Ausgangsdokument ▸
Linke Politik geht nicht von der Zuschauertribüne
Die Menschen fliehen aus Syrien nicht wegen der Politik des Westens – sondern wegen der Verbrechen des Assad-Regimes. Ein Kommentar zum Positionspapier von Sarah Wagenknecht und Dietmar Bartsch
So einfach kann es mensch sich machen - unter dem Titel »Solidarität und Hilfe für Flüchtlinge erfordern ein grundsätzliches Umdenken!« haben Dietmar Bartsch und Sarah Wagenknecht am Wochenende ein Positionspapier veröffentlicht. Das Papier enthält zahlreiche sehr gute Vorschläge für ein Sofortprogramm für Vertriebene, die hier ankommen. Zudem wird gefordert, dass sich die EU endlich auch mit dem Fluchtursachen beschäftigen muss. Auch das ist richtig.

Aufgabenliste ▸
1. Schreibe aus dem Kommentar zum Positionspapier alles von „Linke Politik geht“ bis hinunter zu „das ist richtig.“ unverändert ab.
2. Greif den Kommentar zum Positionspapier an seinem Ende auf und schreib ihn weiter.
Das Material spielt hierfür keine Rolle.

Daten zum Dokumentverständnis ▸
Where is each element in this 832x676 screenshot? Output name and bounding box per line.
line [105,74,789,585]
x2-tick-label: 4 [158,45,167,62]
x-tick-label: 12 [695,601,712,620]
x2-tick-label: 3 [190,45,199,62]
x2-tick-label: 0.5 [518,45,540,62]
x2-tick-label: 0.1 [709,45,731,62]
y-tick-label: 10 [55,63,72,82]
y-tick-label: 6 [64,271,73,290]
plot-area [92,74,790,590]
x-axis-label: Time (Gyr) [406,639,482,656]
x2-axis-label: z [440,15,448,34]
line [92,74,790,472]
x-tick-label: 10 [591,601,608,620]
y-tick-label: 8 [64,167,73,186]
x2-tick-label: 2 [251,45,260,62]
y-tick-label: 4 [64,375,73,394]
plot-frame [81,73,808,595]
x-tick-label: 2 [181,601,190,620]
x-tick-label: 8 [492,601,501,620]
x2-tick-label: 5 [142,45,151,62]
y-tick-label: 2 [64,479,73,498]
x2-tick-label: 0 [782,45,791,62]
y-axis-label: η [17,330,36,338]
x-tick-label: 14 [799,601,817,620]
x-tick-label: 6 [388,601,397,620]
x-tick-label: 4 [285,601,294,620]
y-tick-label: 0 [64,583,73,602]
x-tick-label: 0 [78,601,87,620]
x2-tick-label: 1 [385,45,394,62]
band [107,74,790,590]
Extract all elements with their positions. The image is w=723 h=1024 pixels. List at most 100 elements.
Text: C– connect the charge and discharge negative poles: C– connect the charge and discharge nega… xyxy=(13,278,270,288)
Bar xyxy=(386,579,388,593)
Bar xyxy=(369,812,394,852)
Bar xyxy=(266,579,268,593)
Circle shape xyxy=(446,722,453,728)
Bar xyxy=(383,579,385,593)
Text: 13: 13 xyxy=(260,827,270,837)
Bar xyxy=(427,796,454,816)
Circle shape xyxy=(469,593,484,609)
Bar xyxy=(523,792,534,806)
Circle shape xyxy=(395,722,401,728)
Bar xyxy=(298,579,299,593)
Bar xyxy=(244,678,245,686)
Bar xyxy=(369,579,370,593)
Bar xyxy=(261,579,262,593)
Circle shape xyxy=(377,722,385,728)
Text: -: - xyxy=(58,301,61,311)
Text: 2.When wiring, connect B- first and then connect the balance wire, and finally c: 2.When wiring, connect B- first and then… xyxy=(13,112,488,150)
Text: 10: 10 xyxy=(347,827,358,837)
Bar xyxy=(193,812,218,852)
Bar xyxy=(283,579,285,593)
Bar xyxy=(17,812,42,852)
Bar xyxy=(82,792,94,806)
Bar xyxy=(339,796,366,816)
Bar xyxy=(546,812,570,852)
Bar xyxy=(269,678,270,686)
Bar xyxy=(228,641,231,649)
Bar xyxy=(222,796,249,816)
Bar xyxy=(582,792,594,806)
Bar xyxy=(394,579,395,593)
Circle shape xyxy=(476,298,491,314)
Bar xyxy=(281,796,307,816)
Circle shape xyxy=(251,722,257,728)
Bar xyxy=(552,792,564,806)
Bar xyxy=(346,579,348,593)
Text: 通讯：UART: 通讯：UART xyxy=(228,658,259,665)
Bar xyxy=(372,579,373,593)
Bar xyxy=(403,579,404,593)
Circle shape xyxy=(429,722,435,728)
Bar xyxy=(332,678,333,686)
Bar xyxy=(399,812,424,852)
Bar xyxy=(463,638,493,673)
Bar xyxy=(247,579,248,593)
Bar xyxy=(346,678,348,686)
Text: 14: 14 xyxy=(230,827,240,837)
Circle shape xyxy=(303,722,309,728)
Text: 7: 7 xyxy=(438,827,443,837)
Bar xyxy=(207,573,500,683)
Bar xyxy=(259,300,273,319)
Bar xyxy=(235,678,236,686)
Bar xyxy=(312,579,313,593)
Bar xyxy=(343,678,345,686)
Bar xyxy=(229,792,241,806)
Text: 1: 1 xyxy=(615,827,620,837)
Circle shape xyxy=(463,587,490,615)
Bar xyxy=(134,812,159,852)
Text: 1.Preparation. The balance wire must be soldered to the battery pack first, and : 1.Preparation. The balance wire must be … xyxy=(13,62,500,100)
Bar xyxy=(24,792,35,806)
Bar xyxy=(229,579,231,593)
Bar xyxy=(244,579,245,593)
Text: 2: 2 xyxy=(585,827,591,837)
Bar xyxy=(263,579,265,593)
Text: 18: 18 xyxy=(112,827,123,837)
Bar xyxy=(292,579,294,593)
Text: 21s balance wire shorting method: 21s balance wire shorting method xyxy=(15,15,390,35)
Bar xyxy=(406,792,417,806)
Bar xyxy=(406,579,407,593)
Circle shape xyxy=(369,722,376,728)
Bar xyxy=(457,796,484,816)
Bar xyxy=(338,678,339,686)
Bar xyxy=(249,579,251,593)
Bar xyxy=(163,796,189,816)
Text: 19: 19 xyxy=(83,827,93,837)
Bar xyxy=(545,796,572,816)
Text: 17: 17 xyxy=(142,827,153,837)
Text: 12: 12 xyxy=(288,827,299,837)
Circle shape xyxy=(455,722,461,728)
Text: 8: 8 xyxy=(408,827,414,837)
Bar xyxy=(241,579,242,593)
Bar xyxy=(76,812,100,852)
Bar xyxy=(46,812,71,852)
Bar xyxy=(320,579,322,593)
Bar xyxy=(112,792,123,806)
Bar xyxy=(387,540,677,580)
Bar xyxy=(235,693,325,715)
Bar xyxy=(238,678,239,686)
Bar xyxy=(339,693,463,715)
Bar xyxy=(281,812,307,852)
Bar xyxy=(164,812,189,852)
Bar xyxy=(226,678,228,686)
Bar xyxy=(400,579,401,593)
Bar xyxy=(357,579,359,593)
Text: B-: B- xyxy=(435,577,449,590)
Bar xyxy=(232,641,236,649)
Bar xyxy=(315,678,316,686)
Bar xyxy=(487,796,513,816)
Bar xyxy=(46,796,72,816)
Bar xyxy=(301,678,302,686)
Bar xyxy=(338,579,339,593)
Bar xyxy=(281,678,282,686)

Antworten je Aufgabe ▸
1.
Linke Politik geht nicht von der Zuschauertribüne
Die Menschen fliehen aus Syrien nicht wegen der Politik des Westens – sondern wegen der Verbrechen des Assad-Regimes. Ein Kommentar zum Positionspapier von Sarah Wagenknecht und Dietmar Bartsch
So einfach kann es mensch sich machen - unter dem Titel »Solidarität und Hilfe für Flüchtlinge erfordern ein grundsätzliches Umdenken!« haben Dietmar Bartsch und Sarah Wagenknecht am Wochenende ein Positionspapier veröffentlicht. Das Papier enthält zahlreiche sehr gute Vorschläge für ein Sofortprogramm für Vertriebene, die hier ankommen. Zudem wird gefordert, dass sich die EU endlich auch mit dem Fluchtursachen beschäftigen muss. Auch das ist richtig.

2.
Was die beiden PolitikerInnen der Linkspartei dann allerdings als Ursachen für die Flucht von tausenden aus Syrien anführen, vor allem aber: was sie nicht als Fluchtursachen anführen, lässt einen sprachlos zurück. Es wird zwar die deutsche Politik der Interventionskriege und Regime-Change-Versuche kritisiert, auch wird allen voran die Rolle der USA bei der Destabilisierung ganzer Regionen ausgemacht.
Aber abgesehen davon, dass das Papier die koloniale Verantwortung der europäischen Staaten komplett außer Acht lässt, schafft es der Text zumindest mit Blick auf Syrien mit keinem einzigen Wort, die Fassbomben, den alltäglichen Terror und die völlige Verwüstung Syriens durch das Assad-Regime zu erwähnen. Von den massiven Waffentransporten Russlands und des Irans in die Region ganz zu schweigen.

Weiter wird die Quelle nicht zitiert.